A run of records
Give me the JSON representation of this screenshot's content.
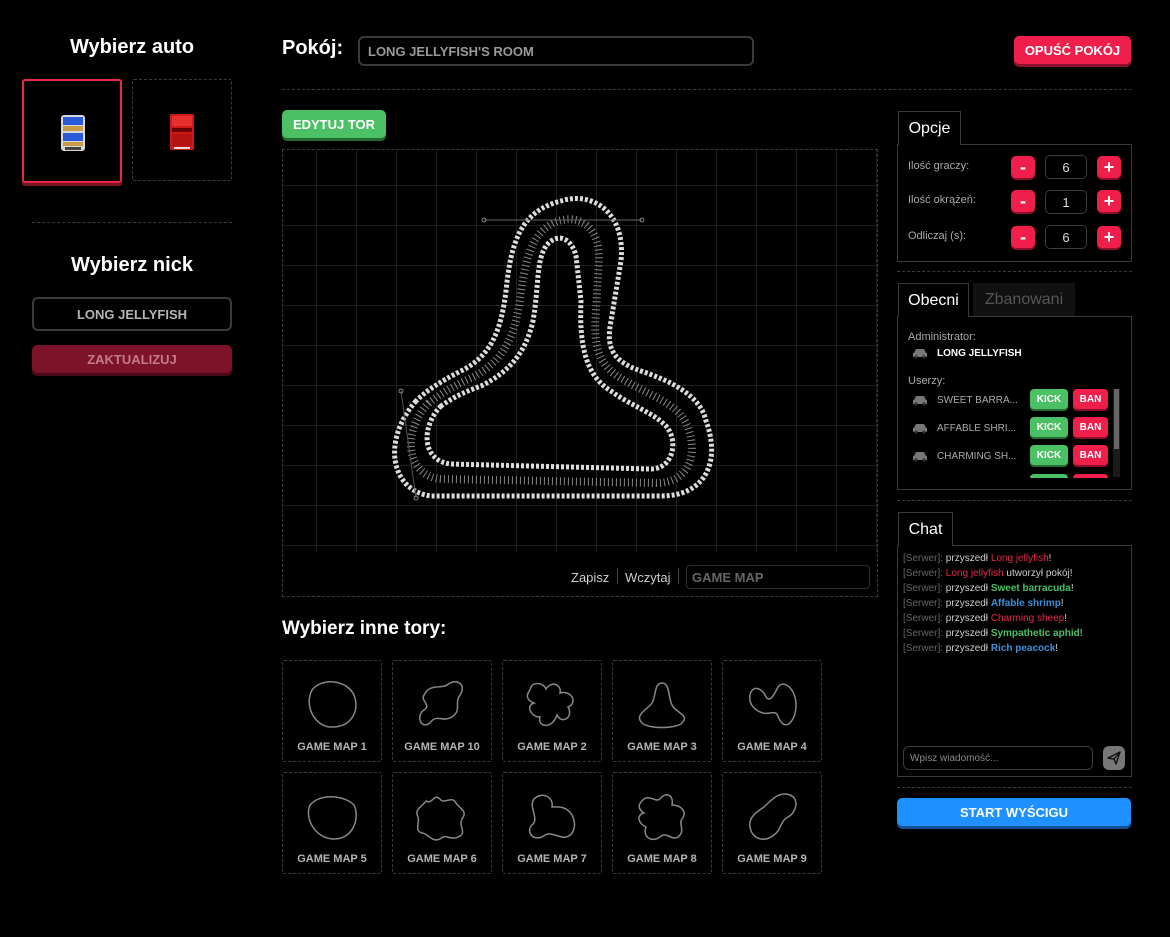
{
  "left": {
    "car_heading": "Wybierz auto",
    "nick_heading": "Wybierz nick",
    "nick_value": "LONG JELLYFISH",
    "update_label": "ZAKTUALIZUJ",
    "cars": [
      {
        "icon": "police-car-icon",
        "selected": true
      },
      {
        "icon": "red-truck-icon",
        "selected": false
      }
    ]
  },
  "top": {
    "room_label": "Pokój:",
    "room_value": "LONG JELLYFISH'S ROOM",
    "leave_label": "OPUŚĆ POKÓJ"
  },
  "editor": {
    "edit_label": "EDYTUJ TOR",
    "save_label": "Zapisz",
    "load_label": "Wczytaj",
    "map_name_placeholder": "GAME MAP"
  },
  "maps": {
    "heading": "Wybierz inne tory:",
    "items": [
      "GAME MAP 1",
      "GAME MAP 10",
      "GAME MAP 2",
      "GAME MAP 3",
      "GAME MAP 4",
      "GAME MAP 5",
      "GAME MAP 6",
      "GAME MAP 7",
      "GAME MAP 8",
      "GAME MAP 9"
    ]
  },
  "options": {
    "tab_label": "Opcje",
    "players_label": "Ilość graczy:",
    "players_value": "6",
    "laps_label": "Ilość okrążeń:",
    "laps_value": "1",
    "countdown_label": "Odliczaj (s):",
    "countdown_value": "6",
    "minus": "-",
    "plus": "+"
  },
  "people": {
    "tab_present": "Obecni",
    "tab_banned": "Zbanowani",
    "admin_label": "Administrator:",
    "admin_name": "LONG JELLYFISH",
    "users_label": "Userzy:",
    "kick_label": "KICK",
    "ban_label": "BAN",
    "users": [
      "SWEET BARRA...",
      "AFFABLE SHRI...",
      "CHARMING SH..."
    ]
  },
  "chat": {
    "tab_label": "Chat",
    "server_tag": "[Serwer]:",
    "messages": [
      {
        "pre": "przyszedł ",
        "name": "Long jellyfish",
        "post": "!",
        "color": "#e8274d"
      },
      {
        "pre": "",
        "name": "Long jellyfish",
        "post": " utworzył pokój!",
        "color": "#e8274d"
      },
      {
        "pre": "przyszedł ",
        "name": "Sweet barracuda",
        "post": "!",
        "color": "#4cc064"
      },
      {
        "pre": "przyszedł ",
        "name": "Affable shrimp",
        "post": "!",
        "color": "#3a8fd8"
      },
      {
        "pre": "przyszedł ",
        "name": "Charming sheep",
        "post": "!",
        "color": "#e8274d"
      },
      {
        "pre": "przyszedł ",
        "name": "Sympathetic aphid",
        "post": "!",
        "color": "#4cc064"
      },
      {
        "pre": "przyszedł ",
        "name": "Rich peacock",
        "post": "!",
        "color": "#3a8fd8"
      }
    ],
    "input_placeholder": "Wpisz wiadomość...",
    "send_icon": "send-icon"
  },
  "start_label": "START WYŚCIGU",
  "colors": {
    "accent_red": "#f01e4b",
    "green": "#4cc064",
    "blue": "#1e90ff"
  }
}
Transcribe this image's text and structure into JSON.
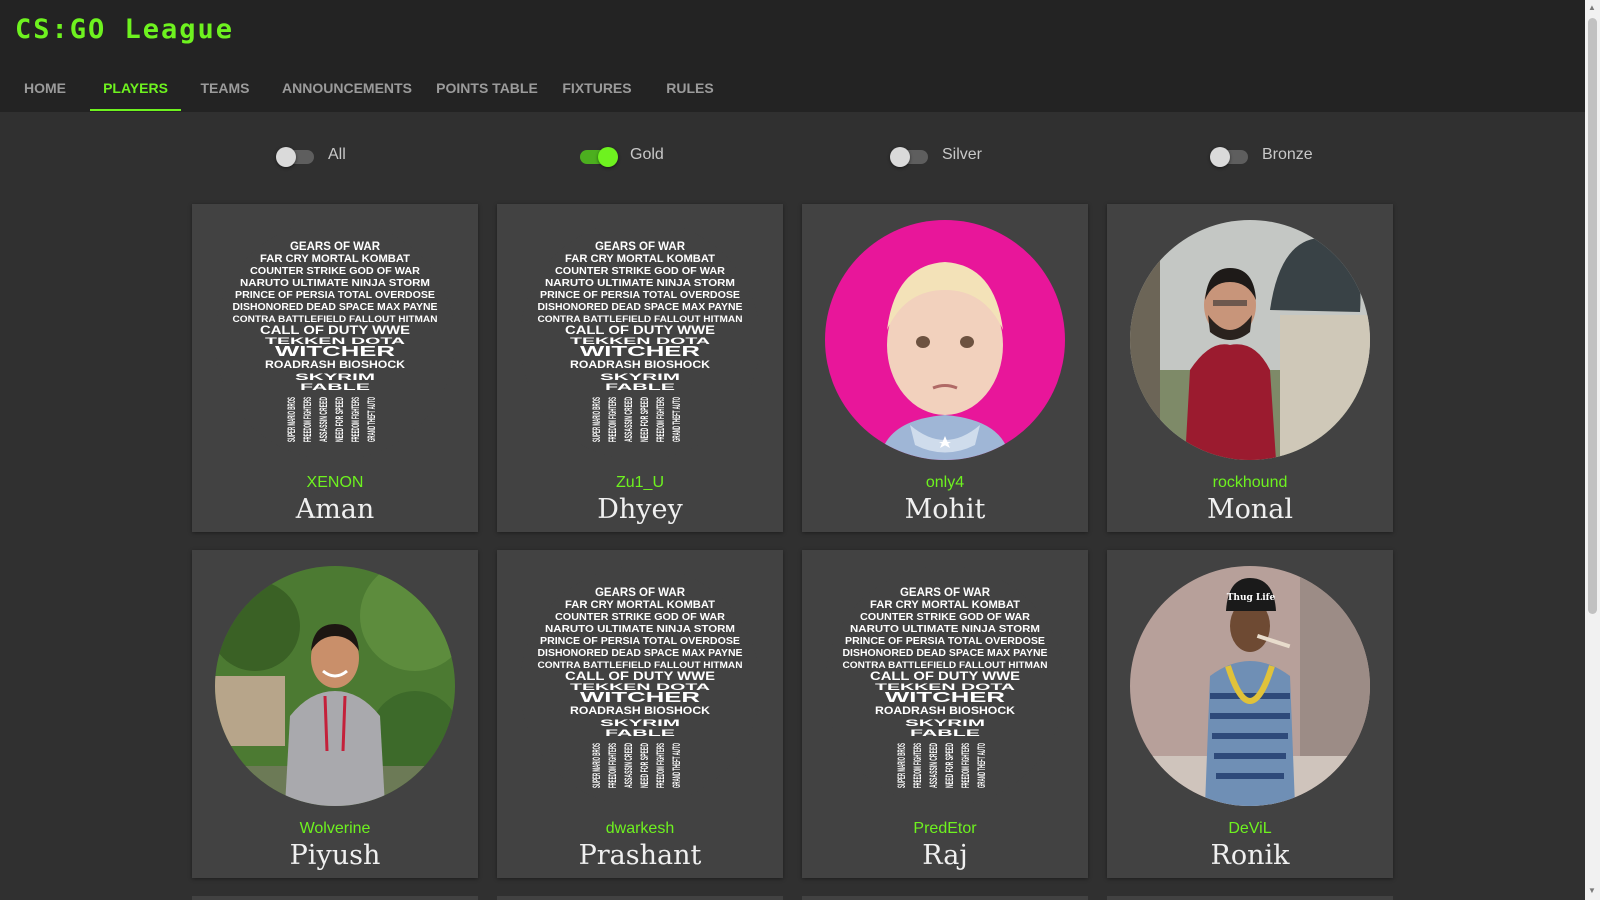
{
  "app": {
    "logo": "CS:GO League"
  },
  "nav": {
    "items": [
      {
        "label": "HOME"
      },
      {
        "label": "PLAYERS"
      },
      {
        "label": "TEAMS"
      },
      {
        "label": "ANNOUNCEMENTS"
      },
      {
        "label": "POINTS TABLE"
      },
      {
        "label": "FIXTURES"
      },
      {
        "label": "RULES"
      }
    ],
    "active": "PLAYERS"
  },
  "filters": [
    {
      "label": "All",
      "on": false
    },
    {
      "label": "Gold",
      "on": true
    },
    {
      "label": "Silver",
      "on": false
    },
    {
      "label": "Bronze",
      "on": false
    }
  ],
  "players": [
    {
      "handle": "XENON",
      "name": "Aman",
      "avatar": "game-titles-skull-avatar"
    },
    {
      "handle": "Zu1_U",
      "name": "Dhyey",
      "avatar": "game-titles-skull-avatar"
    },
    {
      "handle": "only4",
      "name": "Mohit",
      "avatar": "child-portrait-photo"
    },
    {
      "handle": "rockhound",
      "name": "Monal",
      "avatar": "man-with-lion-statue-photo"
    },
    {
      "handle": "Wolverine",
      "name": "Piyush",
      "avatar": "smiling-man-in-hoodie-photo"
    },
    {
      "handle": "dwarkesh",
      "name": "Prashant",
      "avatar": "game-titles-skull-avatar"
    },
    {
      "handle": "PredEtor",
      "name": "Raj",
      "avatar": "game-titles-skull-avatar"
    },
    {
      "handle": "DeViL",
      "name": "Ronik",
      "avatar": "thug-life-meme-photo"
    }
  ],
  "skull_text": {
    "lines": [
      "GEARS OF WAR",
      "FAR CRY MORTAL KOMBAT",
      "COUNTER STRIKE GOD OF WAR",
      "NARUTO ULTIMATE NINJA STORM",
      "PRINCE OF PERSIA TOTAL OVERDOSE",
      "DISHONORED DEAD SPACE MAX PAYNE",
      "CONTRA BATTLEFIELD FALLOUT HITMAN",
      "CALL OF DUTY WWE",
      "TEKKEN DOTA",
      "WITCHER",
      "ROADRASH BIOSHOCK",
      "SKYRIM",
      "FABLE"
    ],
    "columns": [
      "SUPER MARIO BROS",
      "FREEDOM FIGHTERS",
      "ASSASSIN CREED",
      "NEED FOR SPEED",
      "FREEDOM FIGHTERS",
      "GRAND THEFT AUTO"
    ]
  },
  "photo_badges": {
    "thug_life_cap": "Thug Life"
  },
  "colors": {
    "accent": "#6ef21f",
    "card": "#424242",
    "background": "#303030",
    "header": "#232323"
  }
}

◆ **GIVEN PROBLEM**
Above are the records. Identify each line that contains the word "icon".

◆ **PROBLEM SOLUTION**
        "icon": "police-car-icon",
        "icon": "red-truck-icon",
    "send_icon": "send-icon"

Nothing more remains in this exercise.